Extract the lines that hold the string "RECOVERY".
□ □ □ □
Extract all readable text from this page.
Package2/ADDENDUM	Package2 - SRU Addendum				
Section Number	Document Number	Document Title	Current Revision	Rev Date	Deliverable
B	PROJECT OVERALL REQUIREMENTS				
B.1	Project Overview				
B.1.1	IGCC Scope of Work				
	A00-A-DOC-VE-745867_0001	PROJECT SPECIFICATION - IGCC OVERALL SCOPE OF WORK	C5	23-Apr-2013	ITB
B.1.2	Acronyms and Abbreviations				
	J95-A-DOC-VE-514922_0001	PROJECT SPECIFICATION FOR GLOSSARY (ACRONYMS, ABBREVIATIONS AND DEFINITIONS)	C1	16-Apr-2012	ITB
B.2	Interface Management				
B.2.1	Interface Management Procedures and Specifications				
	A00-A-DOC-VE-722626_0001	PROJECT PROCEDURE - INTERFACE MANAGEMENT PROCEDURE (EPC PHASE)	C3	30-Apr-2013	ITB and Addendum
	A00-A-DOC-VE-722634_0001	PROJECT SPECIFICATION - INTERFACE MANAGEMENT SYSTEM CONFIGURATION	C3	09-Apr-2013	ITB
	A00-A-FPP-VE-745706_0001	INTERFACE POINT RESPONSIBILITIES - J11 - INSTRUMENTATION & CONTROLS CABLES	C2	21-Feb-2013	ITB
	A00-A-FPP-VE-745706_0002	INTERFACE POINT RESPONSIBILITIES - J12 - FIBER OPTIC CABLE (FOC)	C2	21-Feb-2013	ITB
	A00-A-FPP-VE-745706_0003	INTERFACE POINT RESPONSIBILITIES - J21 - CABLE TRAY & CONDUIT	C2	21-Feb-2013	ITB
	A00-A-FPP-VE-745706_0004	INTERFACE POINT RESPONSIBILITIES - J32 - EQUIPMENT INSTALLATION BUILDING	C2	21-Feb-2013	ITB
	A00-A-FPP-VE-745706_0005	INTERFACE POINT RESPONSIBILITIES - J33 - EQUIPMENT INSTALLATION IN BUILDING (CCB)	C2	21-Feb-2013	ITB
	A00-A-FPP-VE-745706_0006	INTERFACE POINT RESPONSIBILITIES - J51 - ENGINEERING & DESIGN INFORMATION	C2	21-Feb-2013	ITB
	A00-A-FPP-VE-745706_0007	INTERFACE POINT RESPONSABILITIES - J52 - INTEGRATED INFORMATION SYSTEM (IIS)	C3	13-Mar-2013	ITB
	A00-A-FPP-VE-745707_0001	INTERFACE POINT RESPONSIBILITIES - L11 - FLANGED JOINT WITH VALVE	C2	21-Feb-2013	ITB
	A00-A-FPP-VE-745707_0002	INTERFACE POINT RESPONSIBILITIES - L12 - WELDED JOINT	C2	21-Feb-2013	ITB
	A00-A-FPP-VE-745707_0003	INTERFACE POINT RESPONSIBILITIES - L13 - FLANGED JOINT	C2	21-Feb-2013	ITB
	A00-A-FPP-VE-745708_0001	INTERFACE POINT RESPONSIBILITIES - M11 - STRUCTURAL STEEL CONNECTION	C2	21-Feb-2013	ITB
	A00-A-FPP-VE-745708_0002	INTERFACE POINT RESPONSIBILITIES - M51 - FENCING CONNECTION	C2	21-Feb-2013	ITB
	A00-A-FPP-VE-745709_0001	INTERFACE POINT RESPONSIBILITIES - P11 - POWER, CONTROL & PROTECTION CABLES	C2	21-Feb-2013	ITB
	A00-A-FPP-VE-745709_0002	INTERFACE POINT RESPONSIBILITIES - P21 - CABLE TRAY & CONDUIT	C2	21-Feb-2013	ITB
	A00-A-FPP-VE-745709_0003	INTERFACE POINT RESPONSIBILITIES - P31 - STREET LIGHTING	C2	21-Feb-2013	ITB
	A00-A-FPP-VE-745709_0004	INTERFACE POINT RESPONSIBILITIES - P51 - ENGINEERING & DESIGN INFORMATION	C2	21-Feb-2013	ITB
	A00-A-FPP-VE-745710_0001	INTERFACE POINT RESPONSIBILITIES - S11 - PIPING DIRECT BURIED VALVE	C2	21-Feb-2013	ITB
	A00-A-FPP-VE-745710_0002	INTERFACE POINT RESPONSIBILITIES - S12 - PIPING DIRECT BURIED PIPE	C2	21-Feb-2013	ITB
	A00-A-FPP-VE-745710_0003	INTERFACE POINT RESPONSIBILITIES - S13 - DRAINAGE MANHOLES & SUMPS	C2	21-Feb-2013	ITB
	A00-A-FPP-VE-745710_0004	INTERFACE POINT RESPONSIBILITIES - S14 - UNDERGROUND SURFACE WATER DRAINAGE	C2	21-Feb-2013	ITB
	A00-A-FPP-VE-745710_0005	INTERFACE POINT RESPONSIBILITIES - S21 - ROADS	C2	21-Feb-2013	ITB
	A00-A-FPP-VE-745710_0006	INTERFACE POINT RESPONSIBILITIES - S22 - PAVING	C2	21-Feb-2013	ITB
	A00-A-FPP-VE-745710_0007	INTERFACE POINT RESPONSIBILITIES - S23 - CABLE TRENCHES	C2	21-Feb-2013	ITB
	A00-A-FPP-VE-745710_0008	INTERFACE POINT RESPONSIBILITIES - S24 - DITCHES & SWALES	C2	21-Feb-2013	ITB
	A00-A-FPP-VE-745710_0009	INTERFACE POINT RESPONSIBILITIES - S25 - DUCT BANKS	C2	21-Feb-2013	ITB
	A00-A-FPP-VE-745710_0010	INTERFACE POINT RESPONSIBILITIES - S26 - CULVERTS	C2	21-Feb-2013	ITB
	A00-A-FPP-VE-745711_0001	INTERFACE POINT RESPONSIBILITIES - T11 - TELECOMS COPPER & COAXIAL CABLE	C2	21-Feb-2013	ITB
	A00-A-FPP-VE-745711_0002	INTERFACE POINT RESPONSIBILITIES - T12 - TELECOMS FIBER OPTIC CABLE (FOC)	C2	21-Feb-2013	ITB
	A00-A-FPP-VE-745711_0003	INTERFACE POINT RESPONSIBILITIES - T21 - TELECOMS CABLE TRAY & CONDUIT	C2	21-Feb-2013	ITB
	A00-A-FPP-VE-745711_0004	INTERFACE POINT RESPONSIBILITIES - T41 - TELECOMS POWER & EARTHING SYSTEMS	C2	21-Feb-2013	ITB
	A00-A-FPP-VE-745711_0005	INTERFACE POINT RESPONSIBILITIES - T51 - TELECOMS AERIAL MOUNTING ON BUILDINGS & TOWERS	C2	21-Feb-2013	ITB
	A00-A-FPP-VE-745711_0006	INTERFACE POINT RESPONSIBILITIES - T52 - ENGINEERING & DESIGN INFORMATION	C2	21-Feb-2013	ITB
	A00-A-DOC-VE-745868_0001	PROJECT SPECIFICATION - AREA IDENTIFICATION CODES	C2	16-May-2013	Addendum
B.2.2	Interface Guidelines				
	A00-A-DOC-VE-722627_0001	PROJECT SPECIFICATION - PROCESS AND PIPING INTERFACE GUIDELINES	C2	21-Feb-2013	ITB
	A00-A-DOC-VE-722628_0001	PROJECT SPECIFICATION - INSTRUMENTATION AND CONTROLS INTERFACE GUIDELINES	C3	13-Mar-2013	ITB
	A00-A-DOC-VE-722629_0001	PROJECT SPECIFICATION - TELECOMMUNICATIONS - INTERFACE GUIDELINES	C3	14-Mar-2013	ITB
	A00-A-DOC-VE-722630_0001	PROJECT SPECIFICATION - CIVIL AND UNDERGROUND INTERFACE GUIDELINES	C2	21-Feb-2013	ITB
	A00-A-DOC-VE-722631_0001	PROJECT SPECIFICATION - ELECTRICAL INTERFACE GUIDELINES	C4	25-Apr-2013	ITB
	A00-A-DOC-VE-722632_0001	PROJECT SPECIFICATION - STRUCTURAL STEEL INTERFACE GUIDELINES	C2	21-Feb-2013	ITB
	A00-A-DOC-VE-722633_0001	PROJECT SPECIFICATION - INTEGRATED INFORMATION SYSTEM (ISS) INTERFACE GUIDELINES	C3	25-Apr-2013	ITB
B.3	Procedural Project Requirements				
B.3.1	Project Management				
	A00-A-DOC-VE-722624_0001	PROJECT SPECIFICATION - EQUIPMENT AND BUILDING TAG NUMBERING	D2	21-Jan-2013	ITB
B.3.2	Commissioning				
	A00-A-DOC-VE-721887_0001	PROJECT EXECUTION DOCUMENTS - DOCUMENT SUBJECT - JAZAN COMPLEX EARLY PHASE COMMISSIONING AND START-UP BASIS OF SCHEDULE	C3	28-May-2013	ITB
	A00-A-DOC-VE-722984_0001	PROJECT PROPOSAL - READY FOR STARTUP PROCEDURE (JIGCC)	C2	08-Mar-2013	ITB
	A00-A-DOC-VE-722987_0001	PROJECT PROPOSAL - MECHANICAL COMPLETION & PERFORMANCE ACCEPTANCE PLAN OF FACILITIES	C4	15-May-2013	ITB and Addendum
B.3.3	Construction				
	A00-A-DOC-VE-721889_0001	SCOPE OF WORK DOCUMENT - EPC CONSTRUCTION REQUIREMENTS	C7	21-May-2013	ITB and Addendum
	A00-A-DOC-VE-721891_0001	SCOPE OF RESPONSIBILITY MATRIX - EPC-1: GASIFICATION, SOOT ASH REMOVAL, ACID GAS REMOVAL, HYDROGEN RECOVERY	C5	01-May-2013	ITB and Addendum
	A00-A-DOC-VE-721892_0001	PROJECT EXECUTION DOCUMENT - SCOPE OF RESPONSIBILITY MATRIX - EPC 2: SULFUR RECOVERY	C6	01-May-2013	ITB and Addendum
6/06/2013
□ □ □ □
◆ Worked solution ◆
	A00-A-DOC-VE-721891_0001	SCOPE OF RESPONSIBILITY MATRIX - EPC-1: GASIFICATION, SOOT ASH REMOVAL, ACID GAS REMOVAL, HYDROGEN RECOVERY	C5	01-May-2013	ITB and Addendum
	A00-A-DOC-VE-721892_0001	PROJECT EXECUTION DOCUMENT - SCOPE OF RESPONSIBILITY MATRIX - EPC 2: SULFUR RECOVERY	C6	01-May-2013	ITB and Addendum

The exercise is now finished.